Excerpted records
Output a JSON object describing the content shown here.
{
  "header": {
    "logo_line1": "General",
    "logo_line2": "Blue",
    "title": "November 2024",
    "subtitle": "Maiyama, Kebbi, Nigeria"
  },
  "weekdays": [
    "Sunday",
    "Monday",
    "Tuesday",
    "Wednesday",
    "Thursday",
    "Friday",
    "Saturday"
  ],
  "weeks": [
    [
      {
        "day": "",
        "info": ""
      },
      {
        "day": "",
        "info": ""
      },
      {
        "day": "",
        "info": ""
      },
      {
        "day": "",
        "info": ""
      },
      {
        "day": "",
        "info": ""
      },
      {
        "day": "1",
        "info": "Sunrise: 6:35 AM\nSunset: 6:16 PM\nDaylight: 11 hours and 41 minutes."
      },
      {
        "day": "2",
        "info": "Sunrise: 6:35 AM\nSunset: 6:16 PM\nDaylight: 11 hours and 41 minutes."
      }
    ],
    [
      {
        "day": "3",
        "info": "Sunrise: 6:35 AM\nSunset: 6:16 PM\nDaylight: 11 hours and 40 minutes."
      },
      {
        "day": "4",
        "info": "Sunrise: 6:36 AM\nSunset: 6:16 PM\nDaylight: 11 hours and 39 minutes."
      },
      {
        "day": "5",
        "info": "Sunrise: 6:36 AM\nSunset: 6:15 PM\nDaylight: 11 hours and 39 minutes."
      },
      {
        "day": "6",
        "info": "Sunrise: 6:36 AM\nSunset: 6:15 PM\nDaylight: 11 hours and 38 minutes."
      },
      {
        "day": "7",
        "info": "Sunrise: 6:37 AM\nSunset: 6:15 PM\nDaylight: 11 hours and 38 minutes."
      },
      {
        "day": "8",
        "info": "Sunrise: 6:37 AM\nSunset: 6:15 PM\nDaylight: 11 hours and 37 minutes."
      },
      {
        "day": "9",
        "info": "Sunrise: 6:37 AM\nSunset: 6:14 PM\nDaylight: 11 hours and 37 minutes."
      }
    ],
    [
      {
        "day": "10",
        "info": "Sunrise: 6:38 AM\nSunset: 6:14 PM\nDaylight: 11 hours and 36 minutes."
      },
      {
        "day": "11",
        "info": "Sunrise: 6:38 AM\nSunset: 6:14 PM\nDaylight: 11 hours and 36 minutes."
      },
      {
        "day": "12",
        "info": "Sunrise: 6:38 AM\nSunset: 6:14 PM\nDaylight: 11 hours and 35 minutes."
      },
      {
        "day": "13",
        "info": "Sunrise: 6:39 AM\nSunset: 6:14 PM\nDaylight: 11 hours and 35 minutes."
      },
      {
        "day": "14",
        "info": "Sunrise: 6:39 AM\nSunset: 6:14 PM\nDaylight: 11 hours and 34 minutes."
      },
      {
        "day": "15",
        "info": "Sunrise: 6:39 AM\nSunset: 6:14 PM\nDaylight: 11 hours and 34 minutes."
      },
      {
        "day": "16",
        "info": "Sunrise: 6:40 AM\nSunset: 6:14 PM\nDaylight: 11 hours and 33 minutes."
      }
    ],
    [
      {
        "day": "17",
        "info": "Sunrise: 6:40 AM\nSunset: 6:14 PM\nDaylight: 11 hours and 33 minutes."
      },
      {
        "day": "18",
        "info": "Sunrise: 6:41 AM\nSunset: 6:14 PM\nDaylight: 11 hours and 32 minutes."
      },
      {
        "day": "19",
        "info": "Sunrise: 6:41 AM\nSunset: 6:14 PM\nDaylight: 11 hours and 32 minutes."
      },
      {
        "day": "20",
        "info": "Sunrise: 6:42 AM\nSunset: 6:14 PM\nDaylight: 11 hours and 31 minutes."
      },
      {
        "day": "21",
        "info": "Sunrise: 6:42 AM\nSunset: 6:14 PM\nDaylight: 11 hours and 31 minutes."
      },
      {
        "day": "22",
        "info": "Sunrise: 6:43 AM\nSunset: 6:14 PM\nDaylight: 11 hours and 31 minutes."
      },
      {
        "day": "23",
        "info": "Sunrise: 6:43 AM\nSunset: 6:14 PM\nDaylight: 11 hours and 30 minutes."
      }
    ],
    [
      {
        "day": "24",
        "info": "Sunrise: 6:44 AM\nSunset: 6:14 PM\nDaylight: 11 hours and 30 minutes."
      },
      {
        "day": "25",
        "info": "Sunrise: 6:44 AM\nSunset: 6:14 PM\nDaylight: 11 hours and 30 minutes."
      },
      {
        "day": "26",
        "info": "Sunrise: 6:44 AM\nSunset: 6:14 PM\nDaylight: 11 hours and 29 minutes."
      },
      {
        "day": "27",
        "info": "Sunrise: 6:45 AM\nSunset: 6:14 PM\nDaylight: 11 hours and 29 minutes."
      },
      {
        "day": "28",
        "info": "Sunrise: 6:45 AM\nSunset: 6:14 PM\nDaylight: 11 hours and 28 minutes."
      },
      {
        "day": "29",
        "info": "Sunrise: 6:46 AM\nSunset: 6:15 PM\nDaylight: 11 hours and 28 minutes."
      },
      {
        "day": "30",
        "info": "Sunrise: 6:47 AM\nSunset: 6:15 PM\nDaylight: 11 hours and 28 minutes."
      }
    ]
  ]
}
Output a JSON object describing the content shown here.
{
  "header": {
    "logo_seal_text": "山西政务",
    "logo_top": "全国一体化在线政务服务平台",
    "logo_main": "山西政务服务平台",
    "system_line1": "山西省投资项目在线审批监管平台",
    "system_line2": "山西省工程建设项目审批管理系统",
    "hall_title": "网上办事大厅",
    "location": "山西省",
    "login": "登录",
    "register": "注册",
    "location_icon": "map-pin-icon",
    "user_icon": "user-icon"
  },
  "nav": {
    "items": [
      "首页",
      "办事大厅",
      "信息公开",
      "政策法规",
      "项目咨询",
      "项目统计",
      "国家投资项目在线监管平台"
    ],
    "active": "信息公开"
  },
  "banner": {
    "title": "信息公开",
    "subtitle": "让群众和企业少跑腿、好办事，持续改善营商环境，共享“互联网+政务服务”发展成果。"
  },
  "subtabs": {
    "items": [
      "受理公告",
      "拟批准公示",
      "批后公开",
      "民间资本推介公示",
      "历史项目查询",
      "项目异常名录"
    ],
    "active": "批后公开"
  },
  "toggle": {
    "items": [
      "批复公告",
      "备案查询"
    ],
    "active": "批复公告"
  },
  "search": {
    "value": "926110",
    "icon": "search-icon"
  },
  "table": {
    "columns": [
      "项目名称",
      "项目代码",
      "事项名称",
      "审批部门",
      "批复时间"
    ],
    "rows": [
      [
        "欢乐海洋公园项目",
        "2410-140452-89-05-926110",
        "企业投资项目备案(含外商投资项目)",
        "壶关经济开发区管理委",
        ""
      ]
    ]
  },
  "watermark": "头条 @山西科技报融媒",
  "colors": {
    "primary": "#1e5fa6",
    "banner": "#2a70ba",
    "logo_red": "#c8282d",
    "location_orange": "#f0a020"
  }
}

Written request
Write every record out again, unaltered.

Solution to this problem
Output a JSON object describing the content shown here.
{
  "header": {
    "logo_line1": "General",
    "logo_line2": "Blue",
    "title": "November 2024",
    "subtitle": "Maiyama, Kebbi, Nigeria"
  },
  "weekdays": [
    "Sunday",
    "Monday",
    "Tuesday",
    "Wednesday",
    "Thursday",
    "Friday",
    "Saturday"
  ],
  "weeks": [
    [
      {
        "day": "",
        "info": ""
      },
      {
        "day": "",
        "info": ""
      },
      {
        "day": "",
        "info": ""
      },
      {
        "day": "",
        "info": ""
      },
      {
        "day": "",
        "info": ""
      },
      {
        "day": "1",
        "info": "Sunrise: 6:35 AM\nSunset: 6:16 PM\nDaylight: 11 hours and 41 minutes."
      },
      {
        "day": "2",
        "info": "Sunrise: 6:35 AM\nSunset: 6:16 PM\nDaylight: 11 hours and 41 minutes."
      }
    ],
    [
      {
        "day": "3",
        "info": "Sunrise: 6:35 AM\nSunset: 6:16 PM\nDaylight: 11 hours and 40 minutes."
      },
      {
        "day": "4",
        "info": "Sunrise: 6:36 AM\nSunset: 6:16 PM\nDaylight: 11 hours and 39 minutes."
      },
      {
        "day": "5",
        "info": "Sunrise: 6:36 AM\nSunset: 6:15 PM\nDaylight: 11 hours and 39 minutes."
      },
      {
        "day": "6",
        "info": "Sunrise: 6:36 AM\nSunset: 6:15 PM\nDaylight: 11 hours and 38 minutes."
      },
      {
        "day": "7",
        "info": "Sunrise: 6:37 AM\nSunset: 6:15 PM\nDaylight: 11 hours and 38 minutes."
      },
      {
        "day": "8",
        "info": "Sunrise: 6:37 AM\nSunset: 6:15 PM\nDaylight: 11 hours and 37 minutes."
      },
      {
        "day": "9",
        "info": "Sunrise: 6:37 AM\nSunset: 6:14 PM\nDaylight: 11 hours and 37 minutes."
      }
    ],
    [
      {
        "day": "10",
        "info": "Sunrise: 6:38 AM\nSunset: 6:14 PM\nDaylight: 11 hours and 36 minutes."
      },
      {
        "day": "11",
        "info": "Sunrise: 6:38 AM\nSunset: 6:14 PM\nDaylight: 11 hours and 36 minutes."
      },
      {
        "day": "12",
        "info": "Sunrise: 6:38 AM\nSunset: 6:14 PM\nDaylight: 11 hours and 35 minutes."
      },
      {
        "day": "13",
        "info": "Sunrise: 6:39 AM\nSunset: 6:14 PM\nDaylight: 11 hours and 35 minutes."
      },
      {
        "day": "14",
        "info": "Sunrise: 6:39 AM\nSunset: 6:14 PM\nDaylight: 11 hours and 34 minutes."
      },
      {
        "day": "15",
        "info": "Sunrise: 6:39 AM\nSunset: 6:14 PM\nDaylight: 11 hours and 34 minutes."
      },
      {
        "day": "16",
        "info": "Sunrise: 6:40 AM\nSunset: 6:14 PM\nDaylight: 11 hours and 33 minutes."
      }
    ],
    [
      {
        "day": "17",
        "info": "Sunrise: 6:40 AM\nSunset: 6:14 PM\nDaylight: 11 hours and 33 minutes."
      },
      {
        "day": "18",
        "info": "Sunrise: 6:41 AM\nSunset: 6:14 PM\nDaylight: 11 hours and 32 minutes."
      },
      {
        "day": "19",
        "info": "Sunrise: 6:41 AM\nSunset: 6:14 PM\nDaylight: 11 hours and 32 minutes."
      },
      {
        "day": "20",
        "info": "Sunrise: 6:42 AM\nSunset: 6:14 PM\nDaylight: 11 hours and 31 minutes."
      },
      {
        "day": "21",
        "info": "Sunrise: 6:42 AM\nSunset: 6:14 PM\nDaylight: 11 hours and 31 minutes."
      },
      {
        "day": "22",
        "info": "Sunrise: 6:43 AM\nSunset: 6:14 PM\nDaylight: 11 hours and 31 minutes."
      },
      {
        "day": "23",
        "info": "Sunrise: 6:43 AM\nSunset: 6:14 PM\nDaylight: 11 hours and 30 minutes."
      }
    ],
    [
      {
        "day": "24",
        "info": "Sunrise: 6:44 AM\nSunset: 6:14 PM\nDaylight: 11 hours and 30 minutes."
      },
      {
        "day": "25",
        "info": "Sunrise: 6:44 AM\nSunset: 6:14 PM\nDaylight: 11 hours and 30 minutes."
      },
      {
        "day": "26",
        "info": "Sunrise: 6:44 AM\nSunset: 6:14 PM\nDaylight: 11 hours and 29 minutes."
      },
      {
        "day": "27",
        "info": "Sunrise: 6:45 AM\nSunset: 6:14 PM\nDaylight: 11 hours and 29 minutes."
      },
      {
        "day": "28",
        "info": "Sunrise: 6:45 AM\nSunset: 6:14 PM\nDaylight: 11 hours and 28 minutes."
      },
      {
        "day": "29",
        "info": "Sunrise: 6:46 AM\nSunset: 6:15 PM\nDaylight: 11 hours and 28 minutes."
      },
      {
        "day": "30",
        "info": "Sunrise: 6:47 AM\nSunset: 6:15 PM\nDaylight: 11 hours and 28 minutes."
      }
    ]
  ]
}
Output a JSON object describing the content shown here.
{
  "header": {
    "logo_seal_text": "山西政务",
    "logo_top": "全国一体化在线政务服务平台",
    "logo_main": "山西政务服务平台",
    "system_line1": "山西省投资项目在线审批监管平台",
    "system_line2": "山西省工程建设项目审批管理系统",
    "hall_title": "网上办事大厅",
    "location": "山西省",
    "login": "登录",
    "register": "注册",
    "location_icon": "map-pin-icon",
    "user_icon": "user-icon"
  },
  "nav": {
    "items": [
      "首页",
      "办事大厅",
      "信息公开",
      "政策法规",
      "项目咨询",
      "项目统计",
      "国家投资项目在线监管平台"
    ],
    "active": "信息公开"
  },
  "banner": {
    "title": "信息公开",
    "subtitle": "让群众和企业少跑腿、好办事，持续改善营商环境，共享“互联网+政务服务”发展成果。"
  },
  "subtabs": {
    "items": [
      "受理公告",
      "拟批准公示",
      "批后公开",
      "民间资本推介公示",
      "历史项目查询",
      "项目异常名录"
    ],
    "active": "批后公开"
  },
  "toggle": {
    "items": [
      "批复公告",
      "备案查询"
    ],
    "active": "批复公告"
  },
  "search": {
    "value": "926110",
    "icon": "search-icon"
  },
  "table": {
    "columns": [
      "项目名称",
      "项目代码",
      "事项名称",
      "审批部门",
      "批复时间"
    ],
    "rows": [
      [
        "欢乐海洋公园项目",
        "2410-140452-89-05-926110",
        "企业投资项目备案(含外商投资项目)",
        "壶关经济开发区管理委",
        ""
      ]
    ]
  },
  "watermark": "头条 @山西科技报融媒",
  "colors": {
    "primary": "#1e5fa6",
    "banner": "#2a70ba",
    "logo_red": "#c8282d",
    "location_orange": "#f0a020"
  }
}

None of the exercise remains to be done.